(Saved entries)

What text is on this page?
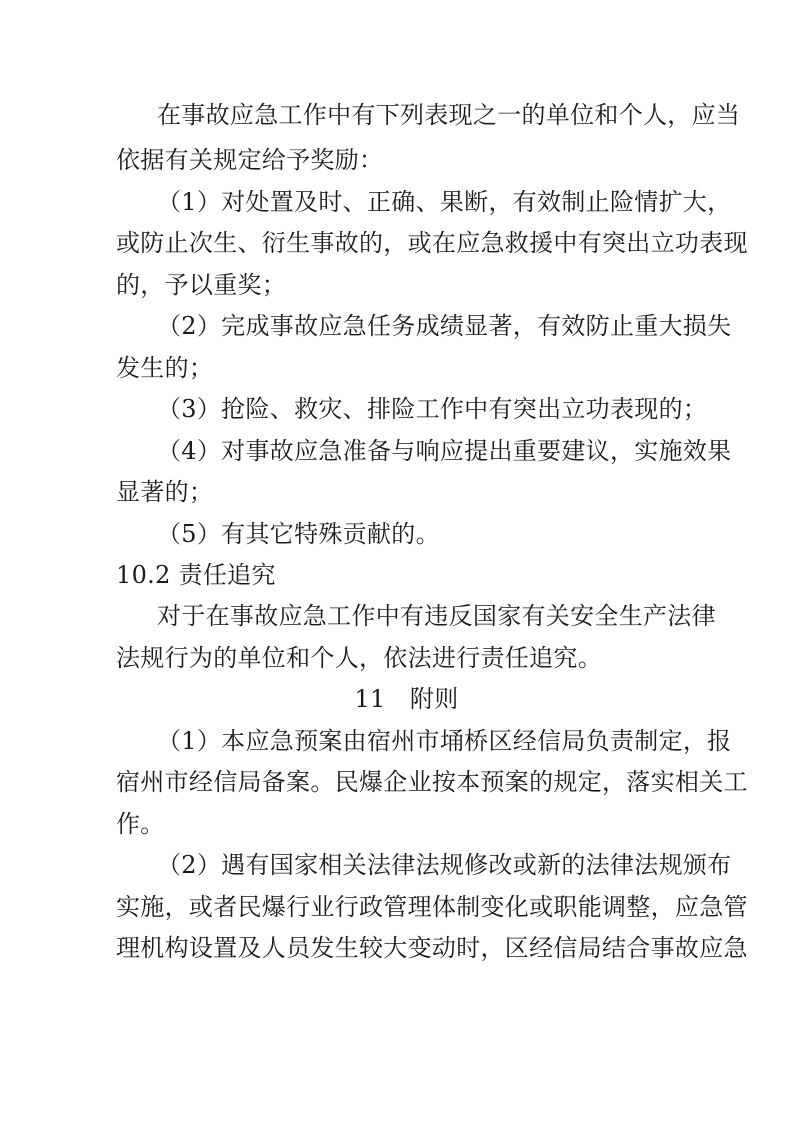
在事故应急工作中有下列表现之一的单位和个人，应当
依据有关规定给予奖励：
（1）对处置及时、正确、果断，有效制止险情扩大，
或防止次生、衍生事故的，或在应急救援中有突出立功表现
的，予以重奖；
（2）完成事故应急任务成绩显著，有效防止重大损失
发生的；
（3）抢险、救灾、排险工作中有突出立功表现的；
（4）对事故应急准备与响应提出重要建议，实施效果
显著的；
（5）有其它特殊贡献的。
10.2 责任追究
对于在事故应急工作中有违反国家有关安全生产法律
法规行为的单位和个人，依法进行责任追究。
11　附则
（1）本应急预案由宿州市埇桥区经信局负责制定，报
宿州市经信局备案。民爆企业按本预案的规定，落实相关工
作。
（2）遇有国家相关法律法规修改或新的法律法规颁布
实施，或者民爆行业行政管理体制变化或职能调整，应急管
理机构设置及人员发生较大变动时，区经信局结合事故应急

---

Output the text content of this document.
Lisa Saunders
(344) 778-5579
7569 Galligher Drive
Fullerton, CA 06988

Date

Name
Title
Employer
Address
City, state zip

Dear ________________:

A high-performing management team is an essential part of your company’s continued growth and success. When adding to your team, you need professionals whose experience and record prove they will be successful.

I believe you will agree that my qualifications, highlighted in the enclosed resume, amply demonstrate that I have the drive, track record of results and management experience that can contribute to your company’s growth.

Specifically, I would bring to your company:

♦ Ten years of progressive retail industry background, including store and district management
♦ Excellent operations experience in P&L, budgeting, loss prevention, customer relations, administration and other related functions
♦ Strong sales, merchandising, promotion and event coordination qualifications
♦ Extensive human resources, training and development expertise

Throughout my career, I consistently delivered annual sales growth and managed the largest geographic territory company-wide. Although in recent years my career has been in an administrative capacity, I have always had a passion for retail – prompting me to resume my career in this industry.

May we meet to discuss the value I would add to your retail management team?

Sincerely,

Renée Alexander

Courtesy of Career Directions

* * *

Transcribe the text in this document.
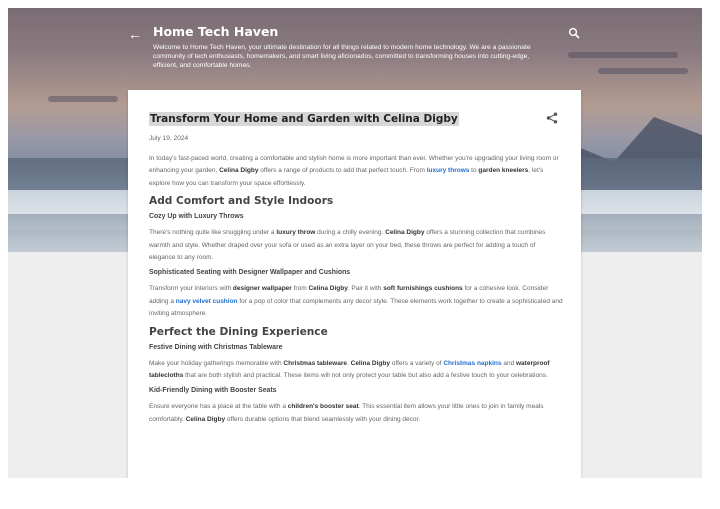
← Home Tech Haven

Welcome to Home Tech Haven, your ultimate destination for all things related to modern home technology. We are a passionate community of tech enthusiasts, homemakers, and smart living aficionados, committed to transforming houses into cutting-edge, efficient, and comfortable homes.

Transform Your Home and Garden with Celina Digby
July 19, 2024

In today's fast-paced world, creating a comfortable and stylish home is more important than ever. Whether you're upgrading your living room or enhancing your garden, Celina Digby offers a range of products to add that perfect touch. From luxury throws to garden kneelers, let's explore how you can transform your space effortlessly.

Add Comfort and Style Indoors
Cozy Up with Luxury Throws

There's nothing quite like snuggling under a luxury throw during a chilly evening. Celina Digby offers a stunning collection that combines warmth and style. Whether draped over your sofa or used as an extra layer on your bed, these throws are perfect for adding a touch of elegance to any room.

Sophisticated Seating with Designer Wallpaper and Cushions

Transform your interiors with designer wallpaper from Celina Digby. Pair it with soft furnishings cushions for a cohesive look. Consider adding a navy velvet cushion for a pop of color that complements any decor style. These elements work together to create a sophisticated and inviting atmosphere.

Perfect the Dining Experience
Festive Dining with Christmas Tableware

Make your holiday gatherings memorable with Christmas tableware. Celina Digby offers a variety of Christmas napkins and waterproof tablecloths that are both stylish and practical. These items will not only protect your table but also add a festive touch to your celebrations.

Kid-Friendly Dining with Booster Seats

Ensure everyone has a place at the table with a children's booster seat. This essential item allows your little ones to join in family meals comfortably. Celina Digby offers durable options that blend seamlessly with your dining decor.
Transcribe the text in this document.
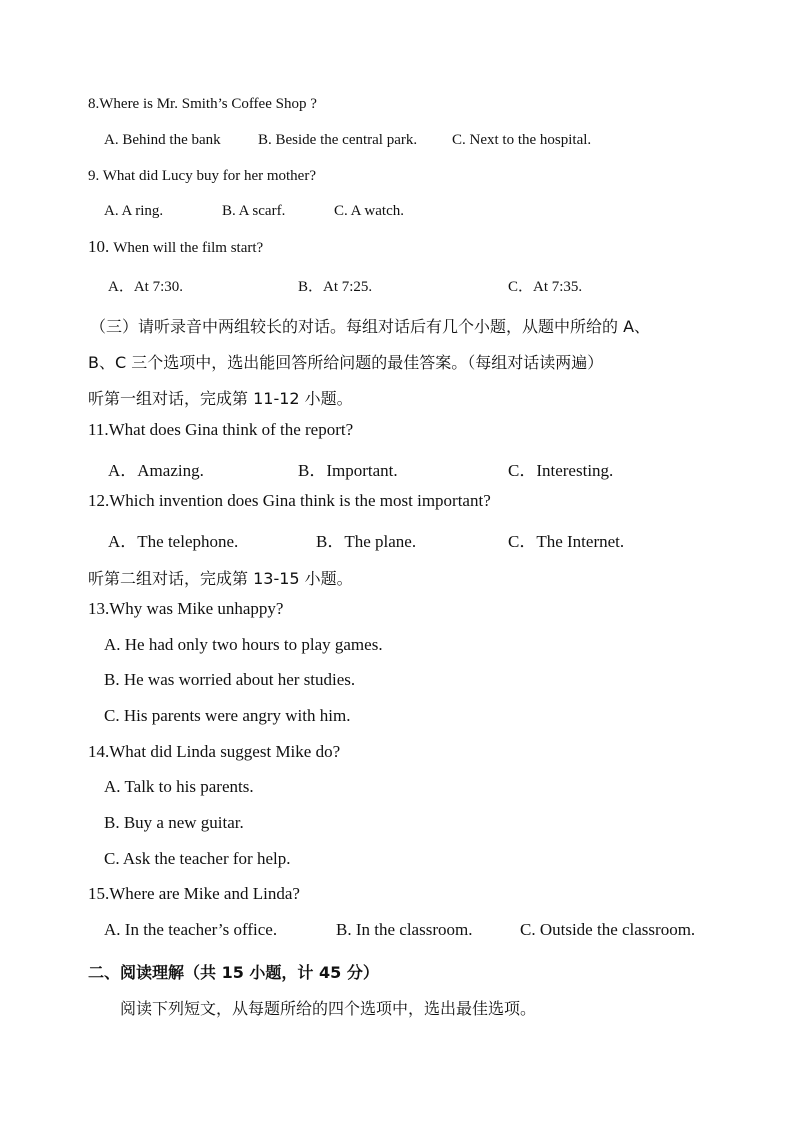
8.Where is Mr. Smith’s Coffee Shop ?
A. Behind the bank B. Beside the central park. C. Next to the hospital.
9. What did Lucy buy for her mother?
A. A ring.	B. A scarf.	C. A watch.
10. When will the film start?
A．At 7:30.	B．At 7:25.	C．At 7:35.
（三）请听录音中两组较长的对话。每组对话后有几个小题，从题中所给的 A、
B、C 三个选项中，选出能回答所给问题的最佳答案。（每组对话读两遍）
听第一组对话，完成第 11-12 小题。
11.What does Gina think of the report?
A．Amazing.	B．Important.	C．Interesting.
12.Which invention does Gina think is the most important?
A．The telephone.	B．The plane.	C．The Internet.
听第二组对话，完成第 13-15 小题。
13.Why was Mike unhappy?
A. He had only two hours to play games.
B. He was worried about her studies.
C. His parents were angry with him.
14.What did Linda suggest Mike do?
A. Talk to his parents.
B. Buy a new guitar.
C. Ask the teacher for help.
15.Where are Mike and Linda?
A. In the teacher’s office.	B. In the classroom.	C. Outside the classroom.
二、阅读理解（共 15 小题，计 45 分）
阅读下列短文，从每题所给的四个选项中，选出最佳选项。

**Prompt:** Return each line with "Gina".

**Response:**
11.What does Gina think of the report?
12.Which invention does Gina think is the most important?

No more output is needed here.